* [Records shown]
■ ■ ■
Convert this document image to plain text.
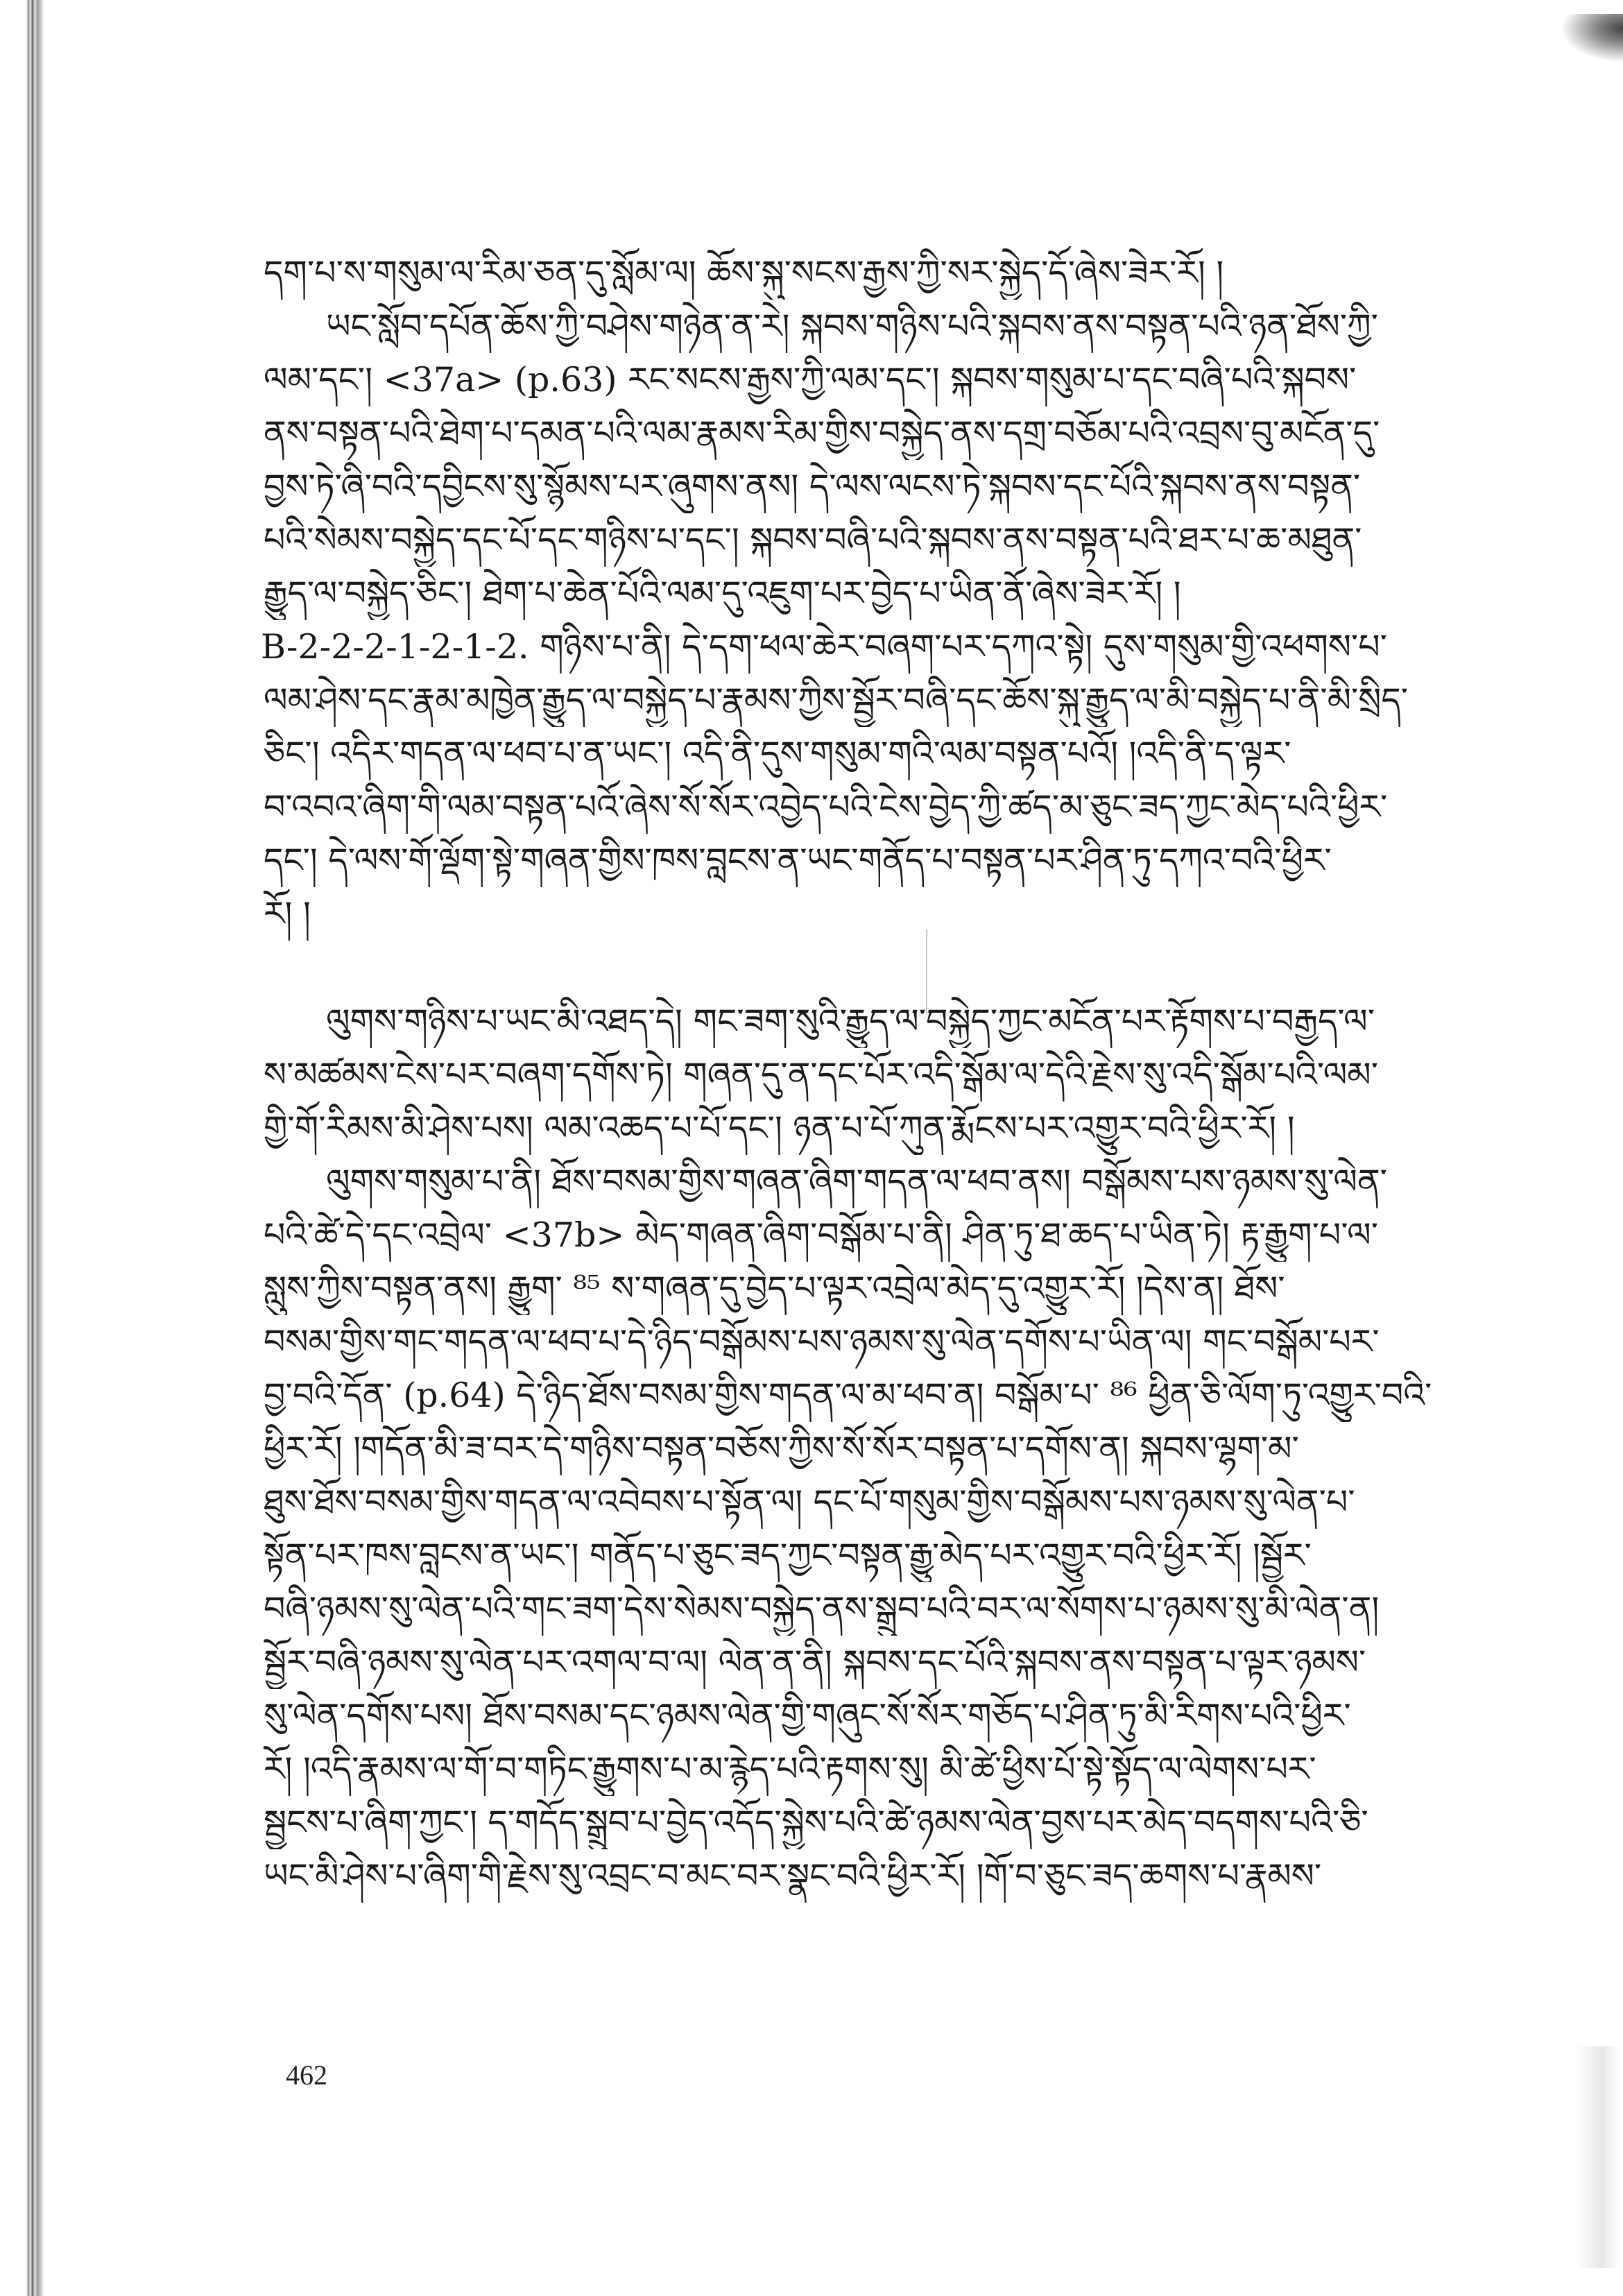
དག་པ་ས་གསུམ་ལ་རིམ་ཅན་དུ་སློམ་ལ། ཆོས་སྐུ་སངས་རྒྱས་ཀྱི་སར་སྐྱེད་དོ་ཞེས་ཟེར་རོ། །
ཡང་སློབ་དཔོན་ཆོས་ཀྱི་བཤེས་གཉེན་ན་རེ། སྐབས་གཉིས་པའི་སྐབས་ནས་བསྟན་པའི་ཉན་ཐོས་ཀྱི་
ལམ་དང་། <37a> (p.63) རང་སངས་རྒྱས་ཀྱི་ལམ་དང་། སྐབས་གསུམ་པ་དང་བཞི་པའི་སྐབས་
ནས་བསྟན་པའི་ཐེག་པ་དམན་པའི་ལམ་རྣམས་རིམ་གྱིས་བསྐྱེད་ནས་དགྲ་བཅོམ་པའི་འབྲས་བུ་མངོན་དུ་
བྱས་ཏེ་ཞི་བའི་དབྱིངས་སུ་སྙོམས་པར་ཞུགས་ནས། དེ་ལས་ལངས་ཏེ་སྐབས་དང་པོའི་སྐབས་ནས་བསྟན་
པའི་སེམས་བསྐྱེད་དང་པོ་དང་གཉིས་པ་དང་། སྐབས་བཞི་པའི་སྐབས་ནས་བསྟན་པའི་ཐར་པ་ཆ་མཐུན་
རྒྱུད་ལ་བསྐྱེད་ཅིང་། ཐེག་པ་ཆེན་པོའི་ལམ་དུ་འཇུག་པར་བྱེད་པ་ཡིན་ནོ་ཞེས་ཟེར་རོ། །
B-2-2-2-1-2-1-2. གཉིས་པ་ནི། དེ་དག་ཕལ་ཆེར་བཞག་པར་དཀའ་སྟེ། དུས་གསུམ་གྱི་འཕགས་པ་
ལམ་ཤེས་དང་རྣམ་མཁྱེན་རྒྱུད་ལ་བསྐྱེད་པ་རྣམས་ཀྱིས་སྦྱོར་བཞི་དང་ཆོས་སྐུ་རྒྱུད་ལ་མི་བསྐྱེད་པ་ནི་མི་སྲིད་
ཅིང་། འདིར་གདན་ལ་ཕབ་པ་ན་ཡང་། འདི་ནི་དུས་གསུམ་གའི་ལམ་བསྟན་པའོ། །འདི་ནི་ད་ལྟར་
བ་འབའ་ཞིག་གི་ལམ་བསྟན་པའོ་ཞེས་སོ་སོར་འབྱེད་པའི་ངེས་བྱེད་ཀྱི་ཚད་མ་ཅུང་ཟད་ཀྱང་མེད་པའི་ཕྱིར་
དང་། དེ་ལས་གོ་ལྡོག་སྟེ་གཞན་གྱིས་ཁས་བླངས་ན་ཡང་གནོད་པ་བསྟན་པར་ཤིན་ཏུ་དཀའ་བའི་ཕྱིར་
རོ། །
ལུགས་གཉིས་པ་ཡང་མི་འཐད་དེ། གང་ཟག་སུའི་རྒྱུད་ལ་བསྐྱེད་ཀྱང་མངོན་པར་རྟོགས་པ་བརྒྱད་ལ་
ས་མཚམས་ངེས་པར་བཞག་དགོས་ཏེ། གཞན་དུ་ན་དང་པོར་འདི་སྒོམ་ལ་དེའི་རྗེས་སུ་འདི་སྒོམ་པའི་ལམ་
གྱི་གོ་རིམས་མི་ཤེས་པས། ལམ་འཆད་པ་པོ་དང་། ཉན་པ་པོ་ཀུན་རྨོངས་པར་འགྱུར་བའི་ཕྱིར་རོ། །
ལུགས་གསུམ་པ་ནི། ཐོས་བསམ་གྱིས་གཞན་ཞིག་གདན་ལ་ཕབ་ནས། བསྒོམས་པས་ཉམས་སུ་ལེན་
པའི་ཚེ་དེ་དང་འབྲེལ་ <37b> མེད་གཞན་ཞིག་བསྒོམ་པ་ནི། ཤིན་ཏུ་ཐ་ཆད་པ་ཡིན་ཏེ། རྟ་རྒྱུག་པ་ལ་
སླུས་ཀྱིས་བསྟན་ནས། རྒྱུག་ ⁸⁵ ས་གཞན་དུ་བྱེད་པ་ལྟར་འབྲེལ་མེད་དུ་འགྱུར་རོ། །དེས་ན། ཐོས་
བསམ་གྱིས་གང་གདན་ལ་ཕབ་པ་དེ་ཉིད་བསྒོམས་པས་ཉམས་སུ་ལེན་དགོས་པ་ཡིན་ལ། གང་བསྒོམ་པར་
བྱ་བའི་དོན་ (p.64) དེ་ཉིད་ཐོས་བསམ་གྱིས་གདན་ལ་མ་ཕབ་ན། བསྒོམ་པ་ ⁸⁶ ཕྱིན་ཅི་ལོག་ཏུ་འགྱུར་བའི་
ཕྱིར་རོ། །གདོན་མི་ཟ་བར་དེ་གཉིས་བསྟན་བཅོས་ཀྱིས་སོ་སོར་བསྟན་པ་དགོས་ན། སྐབས་ལྷག་མ་
ཐུས་ཐོས་བསམ་གྱིས་གདན་ལ་འབེབས་པ་སྟོན་ལ། དང་པོ་གསུམ་གྱིས་བསྒོམས་པས་ཉམས་སུ་ལེན་པ་
སྟོན་པར་ཁས་བླངས་ན་ཡང་། གནོད་པ་ཅུང་ཟད་ཀྱང་བསྟན་རྒྱུ་མེད་པར་འགྱུར་བའི་ཕྱིར་རོ། །སྦྱོར་
བཞི་ཉམས་སུ་ལེན་པའི་གང་ཟག་དེས་སེམས་བསྐྱེད་ནས་སྒྲུབ་པའི་བར་ལ་སོགས་པ་ཉམས་སུ་མི་ལེན་ན།
སྦྱོར་བཞི་ཉམས་སུ་ལེན་པར་འགལ་བ་ལ། ལེན་ན་ནི། སྐབས་དང་པོའི་སྐབས་ནས་བསྟན་པ་ལྟར་ཉམས་
སུ་ལེན་དགོས་པས། ཐོས་བསམ་དང་ཉམས་ལེན་གྱི་གཞུང་སོ་སོར་གཅོད་པ་ཤིན་ཏུ་མི་རིགས་པའི་ཕྱིར་
རོ། །འདི་རྣམས་ལ་གོ་བ་གཏིང་རྒྱུགས་པ་མ་རྙེད་པའི་རྟགས་སུ། མི་ཚེ་ཕྱིས་པོ་སྟེ་སྟོད་ལ་ལེགས་པར་
སྦྱངས་པ་ཞིག་ཀྱང་། ད་གདོད་སྒྲུབ་པ་བྱེད་འདོད་སྐྱེས་པའི་ཚེ་ཉམས་ལེན་བྱས་པར་མེད་བདགས་པའི་ཅི་
ཡང་མི་ཤེས་པ་ཞིག་གི་རྗེས་སུ་འབྲང་བ་མང་བར་སྣང་བའི་ཕྱིར་རོ། །གོ་བ་ཅུང་ཟད་ཆགས་པ་རྣམས་
462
■ ■ ■
* [Aim of the task]
Omitting all images, retype each line of the records precisely.

* [Response to the task]
Convert this document image to plain text.
དག་པ་ས་གསུམ་ལ་རིམ་ཅན་དུ་སློམ་ལ། ཆོས་སྐུ་སངས་རྒྱས་ཀྱི་སར་སྐྱེད་དོ་ཞེས་ཟེར་རོ། །
ཡང་སློབ་དཔོན་ཆོས་ཀྱི་བཤེས་གཉེན་ན་རེ། སྐབས་གཉིས་པའི་སྐབས་ནས་བསྟན་པའི་ཉན་ཐོས་ཀྱི་
ལམ་དང་། <37a> (p.63) རང་སངས་རྒྱས་ཀྱི་ལམ་དང་། སྐབས་གསུམ་པ་དང་བཞི་པའི་སྐབས་
ནས་བསྟན་པའི་ཐེག་པ་དམན་པའི་ལམ་རྣམས་རིམ་གྱིས་བསྐྱེད་ནས་དགྲ་བཅོམ་པའི་འབྲས་བུ་མངོན་དུ་
བྱས་ཏེ་ཞི་བའི་དབྱིངས་སུ་སྙོམས་པར་ཞུགས་ནས། དེ་ལས་ལངས་ཏེ་སྐབས་དང་པོའི་སྐབས་ནས་བསྟན་
པའི་སེམས་བསྐྱེད་དང་པོ་དང་གཉིས་པ་དང་། སྐབས་བཞི་པའི་སྐབས་ནས་བསྟན་པའི་ཐར་པ་ཆ་མཐུན་
རྒྱུད་ལ་བསྐྱེད་ཅིང་། ཐེག་པ་ཆེན་པོའི་ལམ་དུ་འཇུག་པར་བྱེད་པ་ཡིན་ནོ་ཞེས་ཟེར་རོ། །
B-2-2-2-1-2-1-2. གཉིས་པ་ནི། དེ་དག་ཕལ་ཆེར་བཞག་པར་དཀའ་སྟེ། དུས་གསུམ་གྱི་འཕགས་པ་
ལམ་ཤེས་དང་རྣམ་མཁྱེན་རྒྱུད་ལ་བསྐྱེད་པ་རྣམས་ཀྱིས་སྦྱོར་བཞི་དང་ཆོས་སྐུ་རྒྱུད་ལ་མི་བསྐྱེད་པ་ནི་མི་སྲིད་
ཅིང་། འདིར་གདན་ལ་ཕབ་པ་ན་ཡང་། འདི་ནི་དུས་གསུམ་གའི་ལམ་བསྟན་པའོ། །འདི་ནི་ད་ལྟར་
བ་འབའ་ཞིག་གི་ལམ་བསྟན་པའོ་ཞེས་སོ་སོར་འབྱེད་པའི་ངེས་བྱེད་ཀྱི་ཚད་མ་ཅུང་ཟད་ཀྱང་མེད་པའི་ཕྱིར་
དང་། དེ་ལས་གོ་ལྡོག་སྟེ་གཞན་གྱིས་ཁས་བླངས་ན་ཡང་གནོད་པ་བསྟན་པར་ཤིན་ཏུ་དཀའ་བའི་ཕྱིར་
རོ། །
ལུགས་གཉིས་པ་ཡང་མི་འཐད་དེ། གང་ཟག་སུའི་རྒྱུད་ལ་བསྐྱེད་ཀྱང་མངོན་པར་རྟོགས་པ་བརྒྱད་ལ་
ས་མཚམས་ངེས་པར་བཞག་དགོས་ཏེ། གཞན་དུ་ན་དང་པོར་འདི་སྒོམ་ལ་དེའི་རྗེས་སུ་འདི་སྒོམ་པའི་ལམ་
གྱི་གོ་རིམས་མི་ཤེས་པས། ལམ་འཆད་པ་པོ་དང་། ཉན་པ་པོ་ཀུན་རྨོངས་པར་འགྱུར་བའི་ཕྱིར་རོ། །
ལུགས་གསུམ་པ་ནི། ཐོས་བསམ་གྱིས་གཞན་ཞིག་གདན་ལ་ཕབ་ནས། བསྒོམས་པས་ཉམས་སུ་ལེན་
པའི་ཚེ་དེ་དང་འབྲེལ་ <37b> མེད་གཞན་ཞིག་བསྒོམ་པ་ནི། ཤིན་ཏུ་ཐ་ཆད་པ་ཡིན་ཏེ། རྟ་རྒྱུག་པ་ལ་
སླུས་ཀྱིས་བསྟན་ནས། རྒྱུག་ ⁸⁵ ས་གཞན་དུ་བྱེད་པ་ལྟར་འབྲེལ་མེད་དུ་འགྱུར་རོ། །དེས་ན། ཐོས་
བསམ་གྱིས་གང་གདན་ལ་ཕབ་པ་དེ་ཉིད་བསྒོམས་པས་ཉམས་སུ་ལེན་དགོས་པ་ཡིན་ལ། གང་བསྒོམ་པར་
བྱ་བའི་དོན་ (p.64) དེ་ཉིད་ཐོས་བསམ་གྱིས་གདན་ལ་མ་ཕབ་ན། བསྒོམ་པ་ ⁸⁶ ཕྱིན་ཅི་ལོག་ཏུ་འགྱུར་བའི་
ཕྱིར་རོ། །གདོན་མི་ཟ་བར་དེ་གཉིས་བསྟན་བཅོས་ཀྱིས་སོ་སོར་བསྟན་པ་དགོས་ན། སྐབས་ལྷག་མ་
ཐུས་ཐོས་བསམ་གྱིས་གདན་ལ་འབེབས་པ་སྟོན་ལ། དང་པོ་གསུམ་གྱིས་བསྒོམས་པས་ཉམས་སུ་ལེན་པ་
སྟོན་པར་ཁས་བླངས་ན་ཡང་། གནོད་པ་ཅུང་ཟད་ཀྱང་བསྟན་རྒྱུ་མེད་པར་འགྱུར་བའི་ཕྱིར་རོ། །སྦྱོར་
བཞི་ཉམས་སུ་ལེན་པའི་གང་ཟག་དེས་སེམས་བསྐྱེད་ནས་སྒྲུབ་པའི་བར་ལ་སོགས་པ་ཉམས་སུ་མི་ལེན་ན།
སྦྱོར་བཞི་ཉམས་སུ་ལེན་པར་འགལ་བ་ལ། ལེན་ན་ནི། སྐབས་དང་པོའི་སྐབས་ནས་བསྟན་པ་ལྟར་ཉམས་
སུ་ལེན་དགོས་པས། ཐོས་བསམ་དང་ཉམས་ལེན་གྱི་གཞུང་སོ་སོར་གཅོད་པ་ཤིན་ཏུ་མི་རིགས་པའི་ཕྱིར་
རོ། །འདི་རྣམས་ལ་གོ་བ་གཏིང་རྒྱུགས་པ་མ་རྙེད་པའི་རྟགས་སུ། མི་ཚེ་ཕྱིས་པོ་སྟེ་སྟོད་ལ་ལེགས་པར་
སྦྱངས་པ་ཞིག་ཀྱང་། ད་གདོད་སྒྲུབ་པ་བྱེད་འདོད་སྐྱེས་པའི་ཚེ་ཉམས་ལེན་བྱས་པར་མེད་བདགས་པའི་ཅི་
ཡང་མི་ཤེས་པ་ཞིག་གི་རྗེས་སུ་འབྲང་བ་མང་བར་སྣང་བའི་ཕྱིར་རོ། །གོ་བ་ཅུང་ཟད་ཆགས་པ་རྣམས་
462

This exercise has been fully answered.